What you should do: State the number of lines below in which the word "إيزاك" appears. Nothing else belongs in the answer.
---------- Supplied data
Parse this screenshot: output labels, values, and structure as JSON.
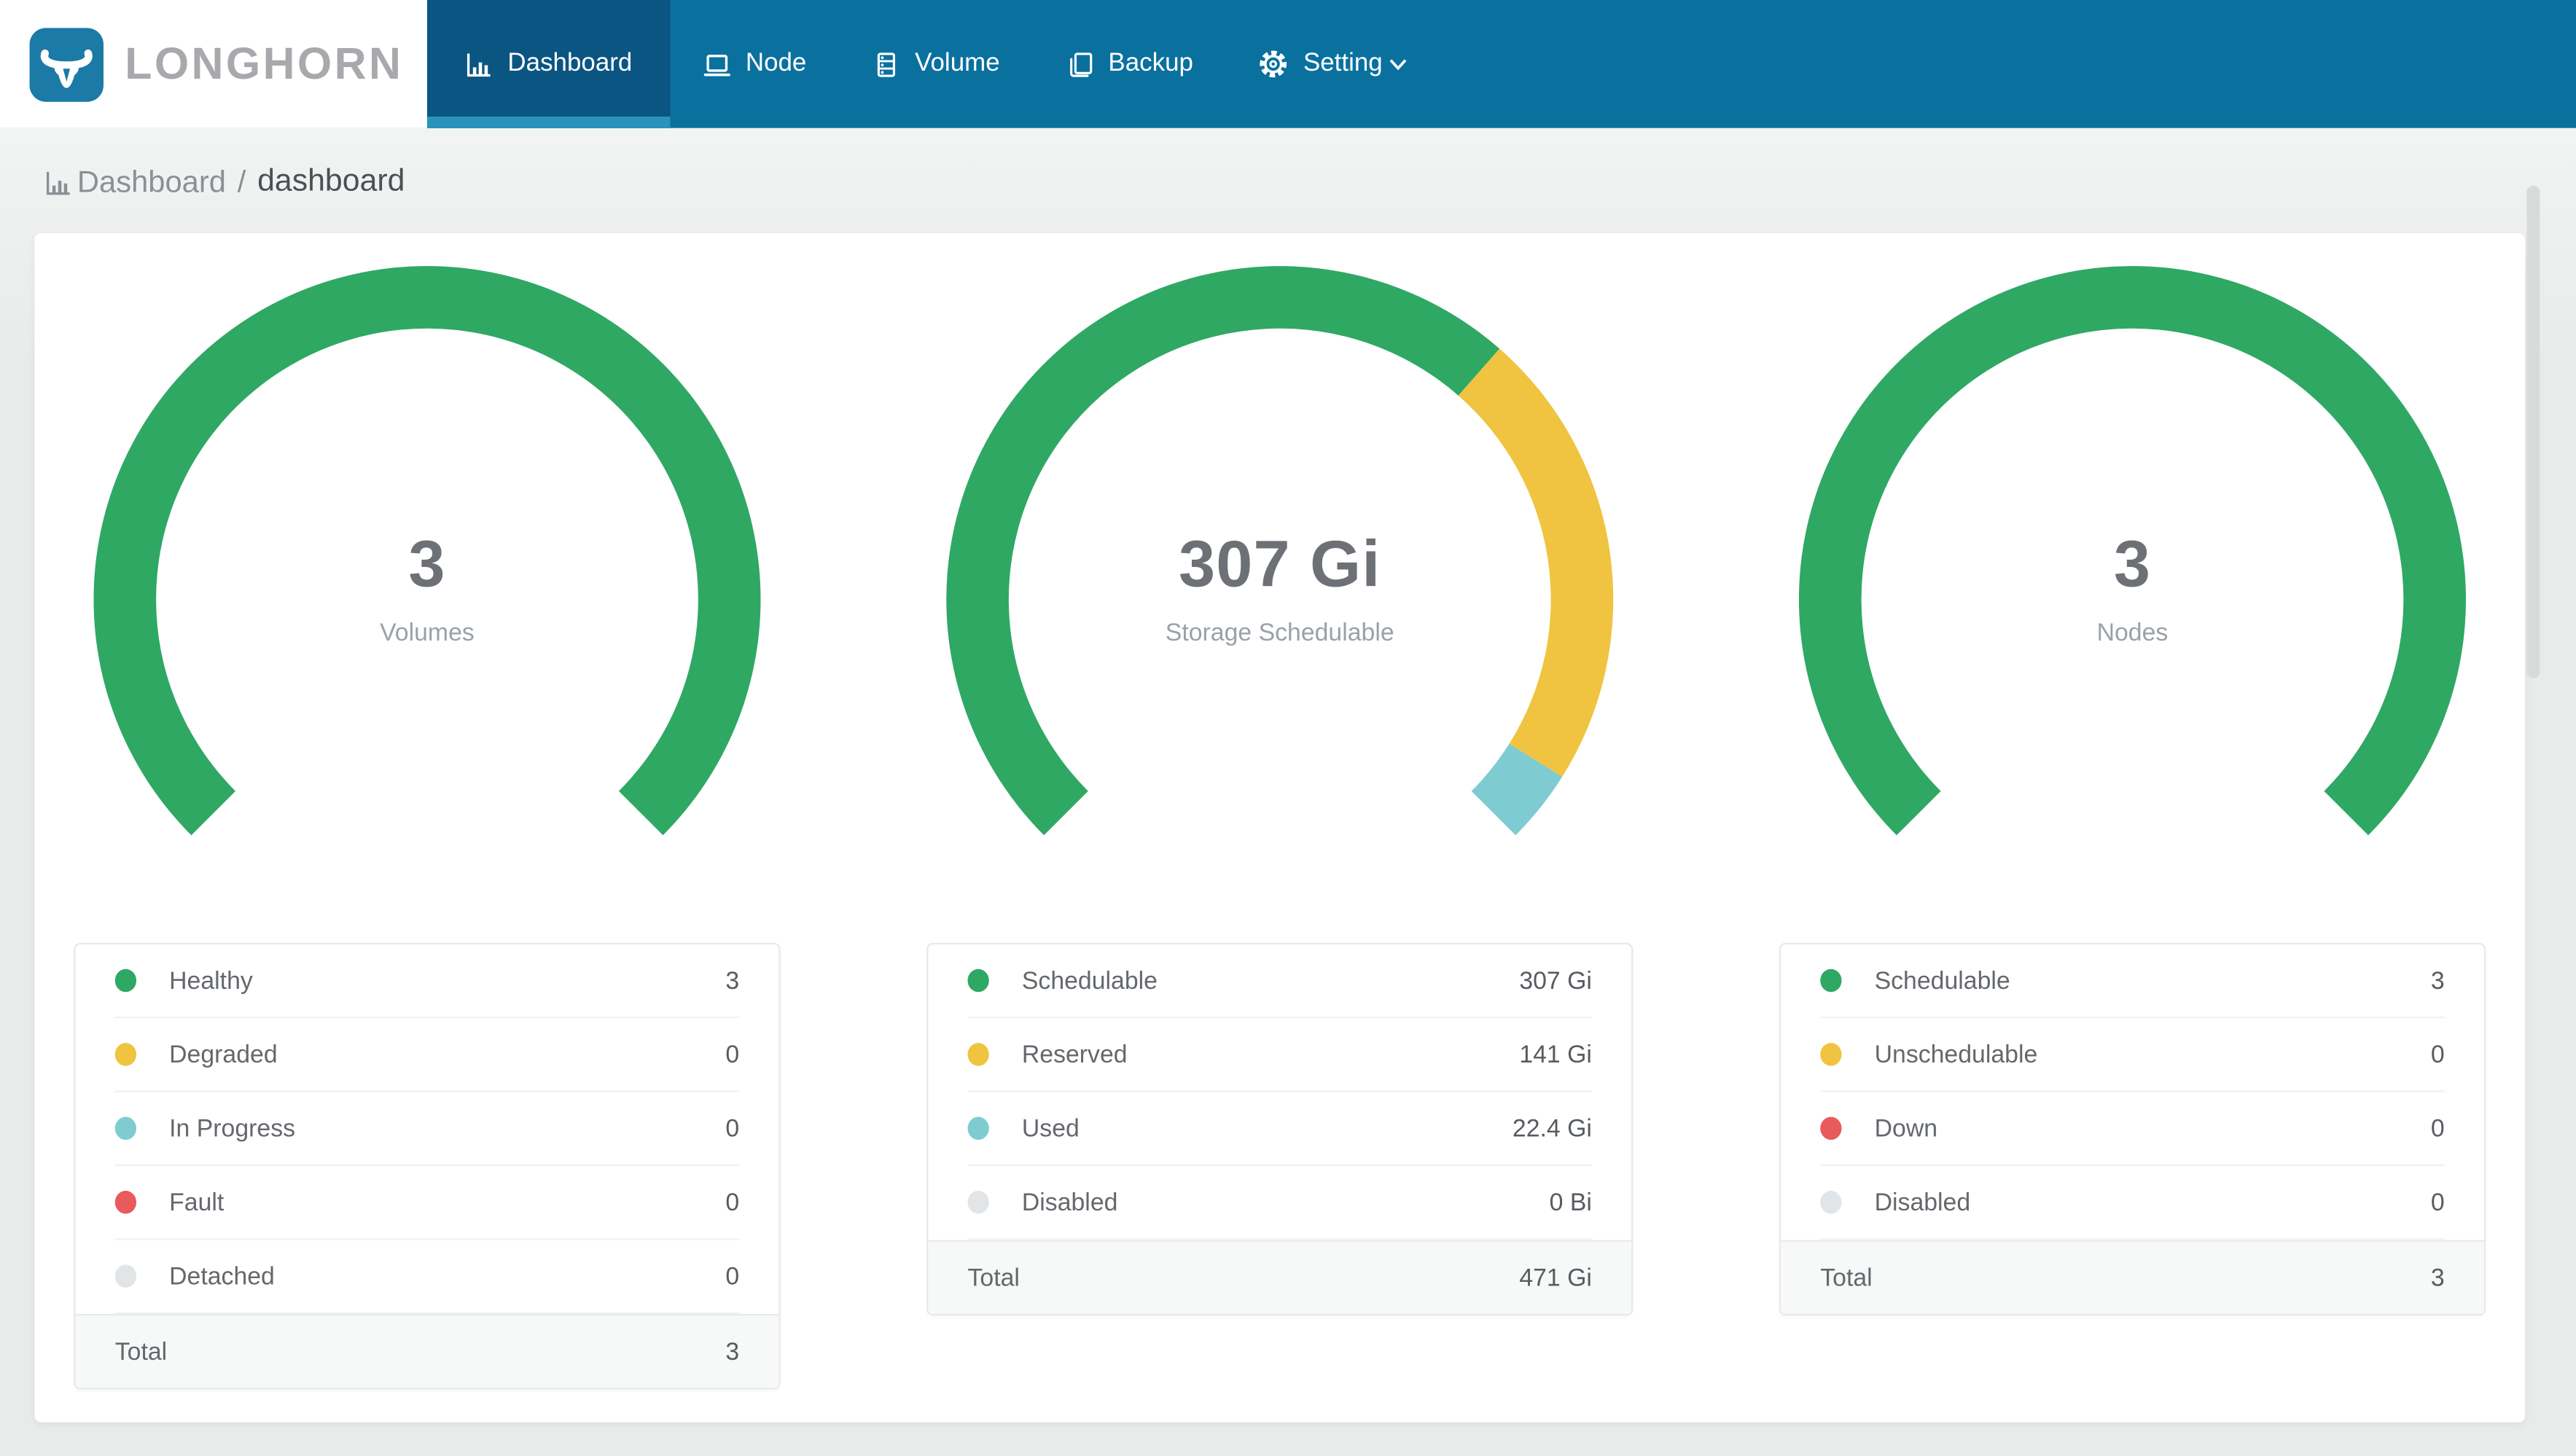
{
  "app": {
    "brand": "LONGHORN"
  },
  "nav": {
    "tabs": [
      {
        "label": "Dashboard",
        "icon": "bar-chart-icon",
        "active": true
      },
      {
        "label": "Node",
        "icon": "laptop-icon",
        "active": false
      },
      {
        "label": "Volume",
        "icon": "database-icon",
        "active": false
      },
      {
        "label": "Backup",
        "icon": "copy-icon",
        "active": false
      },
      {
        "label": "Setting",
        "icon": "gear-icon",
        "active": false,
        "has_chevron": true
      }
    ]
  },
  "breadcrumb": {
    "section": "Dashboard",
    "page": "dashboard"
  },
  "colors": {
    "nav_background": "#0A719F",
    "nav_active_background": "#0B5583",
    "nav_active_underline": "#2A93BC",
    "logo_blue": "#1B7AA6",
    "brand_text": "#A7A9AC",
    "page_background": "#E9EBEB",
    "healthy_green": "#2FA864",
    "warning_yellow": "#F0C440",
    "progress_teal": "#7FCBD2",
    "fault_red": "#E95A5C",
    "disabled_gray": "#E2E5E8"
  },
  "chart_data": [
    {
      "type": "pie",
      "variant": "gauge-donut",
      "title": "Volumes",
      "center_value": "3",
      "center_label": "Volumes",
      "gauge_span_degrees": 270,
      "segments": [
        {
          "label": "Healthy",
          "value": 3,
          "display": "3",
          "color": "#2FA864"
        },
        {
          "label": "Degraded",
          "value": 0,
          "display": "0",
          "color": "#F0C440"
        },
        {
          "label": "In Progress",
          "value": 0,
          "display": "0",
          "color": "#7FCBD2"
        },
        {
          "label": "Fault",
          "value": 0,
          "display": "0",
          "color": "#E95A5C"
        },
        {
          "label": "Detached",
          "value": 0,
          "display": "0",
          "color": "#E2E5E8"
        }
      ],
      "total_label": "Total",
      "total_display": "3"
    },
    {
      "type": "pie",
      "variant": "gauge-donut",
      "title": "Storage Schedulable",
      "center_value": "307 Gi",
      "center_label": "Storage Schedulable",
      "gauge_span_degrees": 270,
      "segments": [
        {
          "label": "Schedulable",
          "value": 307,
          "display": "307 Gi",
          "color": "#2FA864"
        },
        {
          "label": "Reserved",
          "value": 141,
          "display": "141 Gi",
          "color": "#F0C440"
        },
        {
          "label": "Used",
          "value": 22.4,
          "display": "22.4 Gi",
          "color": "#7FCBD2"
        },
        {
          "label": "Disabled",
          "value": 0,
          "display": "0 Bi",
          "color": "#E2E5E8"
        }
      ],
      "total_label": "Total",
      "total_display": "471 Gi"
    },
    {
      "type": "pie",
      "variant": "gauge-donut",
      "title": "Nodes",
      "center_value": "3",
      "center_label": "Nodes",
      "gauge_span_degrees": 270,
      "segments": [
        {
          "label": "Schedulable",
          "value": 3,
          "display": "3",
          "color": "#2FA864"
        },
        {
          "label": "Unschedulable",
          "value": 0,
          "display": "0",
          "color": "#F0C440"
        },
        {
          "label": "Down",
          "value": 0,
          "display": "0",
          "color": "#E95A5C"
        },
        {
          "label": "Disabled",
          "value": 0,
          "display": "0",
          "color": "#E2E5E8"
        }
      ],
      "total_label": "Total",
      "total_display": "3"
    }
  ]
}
--------------------
---------- Supplied data
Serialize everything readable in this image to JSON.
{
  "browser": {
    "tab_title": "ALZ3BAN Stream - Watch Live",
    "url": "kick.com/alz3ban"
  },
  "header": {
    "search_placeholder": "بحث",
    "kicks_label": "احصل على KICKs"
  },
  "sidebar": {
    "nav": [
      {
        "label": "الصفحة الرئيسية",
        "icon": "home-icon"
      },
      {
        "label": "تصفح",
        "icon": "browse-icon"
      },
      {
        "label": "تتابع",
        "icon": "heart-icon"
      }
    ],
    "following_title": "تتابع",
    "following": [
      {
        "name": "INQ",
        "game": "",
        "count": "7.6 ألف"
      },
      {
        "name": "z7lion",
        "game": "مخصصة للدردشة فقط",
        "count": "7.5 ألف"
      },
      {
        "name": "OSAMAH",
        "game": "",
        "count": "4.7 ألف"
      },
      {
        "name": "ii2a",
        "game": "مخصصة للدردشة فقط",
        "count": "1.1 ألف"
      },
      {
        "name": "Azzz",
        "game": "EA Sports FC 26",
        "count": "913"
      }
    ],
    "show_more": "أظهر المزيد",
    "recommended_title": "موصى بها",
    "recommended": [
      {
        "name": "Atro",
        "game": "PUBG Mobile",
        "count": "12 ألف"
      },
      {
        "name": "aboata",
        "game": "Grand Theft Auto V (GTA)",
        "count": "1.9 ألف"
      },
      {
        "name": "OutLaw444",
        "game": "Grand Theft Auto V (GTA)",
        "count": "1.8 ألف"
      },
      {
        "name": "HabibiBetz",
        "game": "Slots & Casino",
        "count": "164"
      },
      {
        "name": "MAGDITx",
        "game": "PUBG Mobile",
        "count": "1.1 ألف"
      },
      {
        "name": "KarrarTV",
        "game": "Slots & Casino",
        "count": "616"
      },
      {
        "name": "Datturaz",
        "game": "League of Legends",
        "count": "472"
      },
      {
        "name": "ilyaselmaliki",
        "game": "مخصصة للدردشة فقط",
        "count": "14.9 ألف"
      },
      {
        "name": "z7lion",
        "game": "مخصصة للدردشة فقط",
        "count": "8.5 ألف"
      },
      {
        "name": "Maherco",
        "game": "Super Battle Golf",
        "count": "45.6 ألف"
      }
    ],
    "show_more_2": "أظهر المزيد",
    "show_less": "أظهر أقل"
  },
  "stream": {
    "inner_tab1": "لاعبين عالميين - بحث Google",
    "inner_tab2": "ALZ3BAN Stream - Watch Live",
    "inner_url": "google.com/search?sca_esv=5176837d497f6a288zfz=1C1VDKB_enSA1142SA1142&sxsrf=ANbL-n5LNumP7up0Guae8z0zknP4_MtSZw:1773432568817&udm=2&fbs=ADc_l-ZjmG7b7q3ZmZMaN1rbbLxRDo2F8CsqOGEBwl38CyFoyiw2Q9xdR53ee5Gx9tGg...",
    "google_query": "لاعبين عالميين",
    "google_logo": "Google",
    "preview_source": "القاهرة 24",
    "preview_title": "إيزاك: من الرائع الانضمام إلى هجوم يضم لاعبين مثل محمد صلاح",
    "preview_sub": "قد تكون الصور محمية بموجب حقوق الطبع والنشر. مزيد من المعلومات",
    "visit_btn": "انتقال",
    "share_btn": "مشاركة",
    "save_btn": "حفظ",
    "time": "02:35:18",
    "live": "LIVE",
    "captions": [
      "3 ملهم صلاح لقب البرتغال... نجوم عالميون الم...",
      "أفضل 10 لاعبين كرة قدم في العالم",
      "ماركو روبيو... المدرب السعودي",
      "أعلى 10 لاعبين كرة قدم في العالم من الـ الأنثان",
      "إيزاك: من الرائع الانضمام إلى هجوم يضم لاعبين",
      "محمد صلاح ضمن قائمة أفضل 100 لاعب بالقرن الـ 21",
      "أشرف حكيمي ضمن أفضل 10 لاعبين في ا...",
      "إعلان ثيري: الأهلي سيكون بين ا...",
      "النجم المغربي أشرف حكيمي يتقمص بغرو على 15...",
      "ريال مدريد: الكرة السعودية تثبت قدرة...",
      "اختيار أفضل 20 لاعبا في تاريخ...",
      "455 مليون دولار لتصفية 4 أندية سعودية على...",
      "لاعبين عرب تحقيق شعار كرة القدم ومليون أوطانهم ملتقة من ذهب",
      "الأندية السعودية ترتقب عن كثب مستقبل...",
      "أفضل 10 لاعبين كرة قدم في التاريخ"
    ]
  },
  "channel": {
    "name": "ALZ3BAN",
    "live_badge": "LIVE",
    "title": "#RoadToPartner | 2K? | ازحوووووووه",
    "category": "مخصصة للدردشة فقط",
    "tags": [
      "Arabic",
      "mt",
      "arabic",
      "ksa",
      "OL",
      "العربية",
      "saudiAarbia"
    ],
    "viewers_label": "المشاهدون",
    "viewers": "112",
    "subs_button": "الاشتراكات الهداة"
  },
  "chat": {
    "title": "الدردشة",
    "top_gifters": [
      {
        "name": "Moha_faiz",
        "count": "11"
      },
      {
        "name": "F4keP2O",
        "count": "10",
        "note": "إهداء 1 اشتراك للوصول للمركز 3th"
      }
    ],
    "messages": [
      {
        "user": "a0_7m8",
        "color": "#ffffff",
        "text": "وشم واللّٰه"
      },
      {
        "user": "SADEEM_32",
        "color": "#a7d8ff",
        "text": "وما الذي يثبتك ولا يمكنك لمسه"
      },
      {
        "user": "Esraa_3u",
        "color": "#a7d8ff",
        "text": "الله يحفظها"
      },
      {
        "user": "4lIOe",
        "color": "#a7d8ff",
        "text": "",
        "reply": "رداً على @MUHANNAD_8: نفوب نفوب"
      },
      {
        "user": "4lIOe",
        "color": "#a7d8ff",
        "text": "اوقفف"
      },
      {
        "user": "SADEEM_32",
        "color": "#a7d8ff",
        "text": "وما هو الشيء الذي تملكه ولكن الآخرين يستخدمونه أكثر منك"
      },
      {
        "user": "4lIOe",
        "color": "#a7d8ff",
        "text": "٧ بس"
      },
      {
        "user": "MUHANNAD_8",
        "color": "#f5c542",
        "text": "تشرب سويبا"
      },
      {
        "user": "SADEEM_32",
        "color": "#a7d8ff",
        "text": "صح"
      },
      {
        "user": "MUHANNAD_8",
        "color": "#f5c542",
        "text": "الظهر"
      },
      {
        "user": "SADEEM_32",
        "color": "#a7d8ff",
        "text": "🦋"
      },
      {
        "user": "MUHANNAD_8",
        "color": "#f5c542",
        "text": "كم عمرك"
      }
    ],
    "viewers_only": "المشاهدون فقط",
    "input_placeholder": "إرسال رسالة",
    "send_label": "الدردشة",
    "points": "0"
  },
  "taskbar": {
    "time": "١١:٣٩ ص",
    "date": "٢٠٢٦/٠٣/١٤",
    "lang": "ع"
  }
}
--------------------
---------- Supplied data
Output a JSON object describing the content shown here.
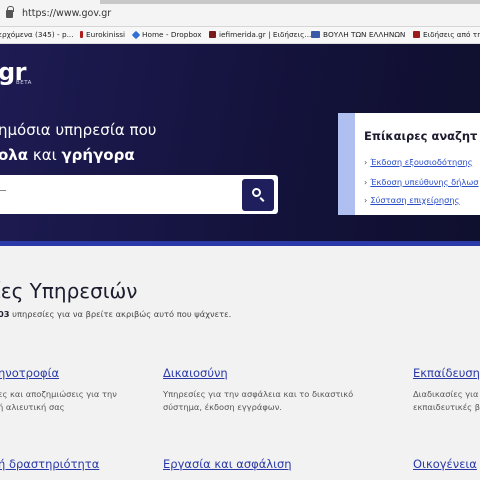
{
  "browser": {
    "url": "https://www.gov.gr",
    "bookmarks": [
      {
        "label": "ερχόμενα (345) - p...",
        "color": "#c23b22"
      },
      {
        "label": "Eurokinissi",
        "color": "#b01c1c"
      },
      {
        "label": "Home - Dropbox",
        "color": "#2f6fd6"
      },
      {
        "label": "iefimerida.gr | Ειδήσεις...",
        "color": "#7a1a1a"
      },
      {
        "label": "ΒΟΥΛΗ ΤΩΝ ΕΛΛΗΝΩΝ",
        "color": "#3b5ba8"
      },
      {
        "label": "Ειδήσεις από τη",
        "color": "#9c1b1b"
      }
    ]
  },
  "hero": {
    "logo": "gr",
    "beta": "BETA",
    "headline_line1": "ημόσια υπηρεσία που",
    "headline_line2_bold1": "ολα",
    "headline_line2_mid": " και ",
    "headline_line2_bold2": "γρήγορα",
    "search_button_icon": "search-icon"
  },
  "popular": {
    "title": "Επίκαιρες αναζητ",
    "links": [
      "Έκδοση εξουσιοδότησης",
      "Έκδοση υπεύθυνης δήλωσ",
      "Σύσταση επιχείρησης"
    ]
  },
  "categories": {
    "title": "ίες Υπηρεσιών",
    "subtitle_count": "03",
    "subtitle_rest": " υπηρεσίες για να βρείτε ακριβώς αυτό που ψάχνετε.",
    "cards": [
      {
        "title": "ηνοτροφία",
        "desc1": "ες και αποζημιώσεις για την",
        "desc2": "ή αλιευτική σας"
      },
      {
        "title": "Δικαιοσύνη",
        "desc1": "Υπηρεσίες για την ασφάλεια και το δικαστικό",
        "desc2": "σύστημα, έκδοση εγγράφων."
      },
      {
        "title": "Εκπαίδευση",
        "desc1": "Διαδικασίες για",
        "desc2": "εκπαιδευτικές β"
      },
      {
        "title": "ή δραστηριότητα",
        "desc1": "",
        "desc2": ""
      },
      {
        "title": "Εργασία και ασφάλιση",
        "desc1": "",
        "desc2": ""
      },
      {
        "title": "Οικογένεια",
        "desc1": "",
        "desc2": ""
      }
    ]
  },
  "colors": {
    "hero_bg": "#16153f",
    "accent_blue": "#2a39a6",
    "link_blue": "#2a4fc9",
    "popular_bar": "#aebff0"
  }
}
--------------------
Response to the exercise: 2